WORK TO COMPLETE:
Every entry here needs to be repeated exactly.

STORED ROWS:
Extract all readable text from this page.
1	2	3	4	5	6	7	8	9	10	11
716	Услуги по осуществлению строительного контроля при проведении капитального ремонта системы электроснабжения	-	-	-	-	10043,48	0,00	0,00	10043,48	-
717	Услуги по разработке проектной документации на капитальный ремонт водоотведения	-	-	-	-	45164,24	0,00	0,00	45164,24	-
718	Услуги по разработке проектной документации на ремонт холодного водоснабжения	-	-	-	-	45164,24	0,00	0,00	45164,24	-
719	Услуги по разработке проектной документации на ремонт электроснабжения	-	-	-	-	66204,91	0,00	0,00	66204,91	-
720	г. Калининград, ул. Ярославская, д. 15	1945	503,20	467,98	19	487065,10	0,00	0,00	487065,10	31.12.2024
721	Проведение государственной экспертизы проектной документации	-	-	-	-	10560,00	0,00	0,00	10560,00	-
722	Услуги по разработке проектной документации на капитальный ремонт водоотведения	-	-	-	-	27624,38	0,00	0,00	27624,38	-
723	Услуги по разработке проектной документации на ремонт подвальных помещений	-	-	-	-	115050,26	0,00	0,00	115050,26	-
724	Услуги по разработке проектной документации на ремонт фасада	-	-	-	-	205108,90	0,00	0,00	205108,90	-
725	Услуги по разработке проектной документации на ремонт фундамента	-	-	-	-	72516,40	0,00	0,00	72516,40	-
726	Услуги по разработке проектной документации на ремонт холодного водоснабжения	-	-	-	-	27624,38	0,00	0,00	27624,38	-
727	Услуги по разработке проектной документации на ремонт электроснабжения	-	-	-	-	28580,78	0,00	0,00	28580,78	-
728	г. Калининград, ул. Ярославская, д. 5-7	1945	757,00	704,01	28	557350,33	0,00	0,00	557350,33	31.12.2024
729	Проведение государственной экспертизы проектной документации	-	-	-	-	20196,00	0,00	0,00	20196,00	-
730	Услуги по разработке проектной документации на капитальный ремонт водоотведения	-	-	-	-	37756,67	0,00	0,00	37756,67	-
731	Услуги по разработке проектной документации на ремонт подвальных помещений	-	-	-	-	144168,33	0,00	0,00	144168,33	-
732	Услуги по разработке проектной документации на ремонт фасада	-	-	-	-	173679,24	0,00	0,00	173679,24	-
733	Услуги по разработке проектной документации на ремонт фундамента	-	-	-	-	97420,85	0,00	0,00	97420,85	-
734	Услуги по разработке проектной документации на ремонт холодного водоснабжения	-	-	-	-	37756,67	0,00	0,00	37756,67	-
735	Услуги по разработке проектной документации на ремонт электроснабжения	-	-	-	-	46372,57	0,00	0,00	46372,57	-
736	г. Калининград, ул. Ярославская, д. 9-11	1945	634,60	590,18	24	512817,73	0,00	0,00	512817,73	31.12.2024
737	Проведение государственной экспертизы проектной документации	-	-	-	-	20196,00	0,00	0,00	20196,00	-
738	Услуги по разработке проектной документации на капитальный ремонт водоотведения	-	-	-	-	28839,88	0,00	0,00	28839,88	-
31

SOLUTION:
Extract all readable text from this page.
1	2	3	4	5	6	7	8	9	10	11
716	Услуги по осуществлению строительного контроля при проведении капитального ремонта системы электроснабжения	-	-	-	-	10043,48	0,00	0,00	10043,48	-
717	Услуги по разработке проектной документации на капитальный ремонт водоотведения	-	-	-	-	45164,24	0,00	0,00	45164,24	-
718	Услуги по разработке проектной документации на ремонт холодного водоснабжения	-	-	-	-	45164,24	0,00	0,00	45164,24	-
719	Услуги по разработке проектной документации на ремонт электроснабжения	-	-	-	-	66204,91	0,00	0,00	66204,91	-
720	г. Калининград, ул. Ярославская, д. 15	1945	503,20	467,98	19	487065,10	0,00	0,00	487065,10	31.12.2024
721	Проведение государственной экспертизы проектной документации	-	-	-	-	10560,00	0,00	0,00	10560,00	-
722	Услуги по разработке проектной документации на капитальный ремонт водоотведения	-	-	-	-	27624,38	0,00	0,00	27624,38	-
723	Услуги по разработке проектной документации на ремонт подвальных помещений	-	-	-	-	115050,26	0,00	0,00	115050,26	-
724	Услуги по разработке проектной документации на ремонт фасада	-	-	-	-	205108,90	0,00	0,00	205108,90	-
725	Услуги по разработке проектной документации на ремонт фундамента	-	-	-	-	72516,40	0,00	0,00	72516,40	-
726	Услуги по разработке проектной документации на ремонт холодного водоснабжения	-	-	-	-	27624,38	0,00	0,00	27624,38	-
727	Услуги по разработке проектной документации на ремонт электроснабжения	-	-	-	-	28580,78	0,00	0,00	28580,78	-
728	г. Калининград, ул. Ярославская, д. 5-7	1945	757,00	704,01	28	557350,33	0,00	0,00	557350,33	31.12.2024
729	Проведение государственной экспертизы проектной документации	-	-	-	-	20196,00	0,00	0,00	20196,00	-
730	Услуги по разработке проектной документации на капитальный ремонт водоотведения	-	-	-	-	37756,67	0,00	0,00	37756,67	-
731	Услуги по разработке проектной документации на ремонт подвальных помещений	-	-	-	-	144168,33	0,00	0,00	144168,33	-
732	Услуги по разработке проектной документации на ремонт фасада	-	-	-	-	173679,24	0,00	0,00	173679,24	-
733	Услуги по разработке проектной документации на ремонт фундамента	-	-	-	-	97420,85	0,00	0,00	97420,85	-
734	Услуги по разработке проектной документации на ремонт холодного водоснабжения	-	-	-	-	37756,67	0,00	0,00	37756,67	-
735	Услуги по разработке проектной документации на ремонт электроснабжения	-	-	-	-	46372,57	0,00	0,00	46372,57	-
736	г. Калининград, ул. Ярославская, д. 9-11	1945	634,60	590,18	24	512817,73	0,00	0,00	512817,73	31.12.2024
737	Проведение государственной экспертизы проектной документации	-	-	-	-	20196,00	0,00	0,00	20196,00	-
738	Услуги по разработке проектной документации на капитальный ремонт водоотведения	-	-	-	-	28839,88	0,00	0,00	28839,88	-
31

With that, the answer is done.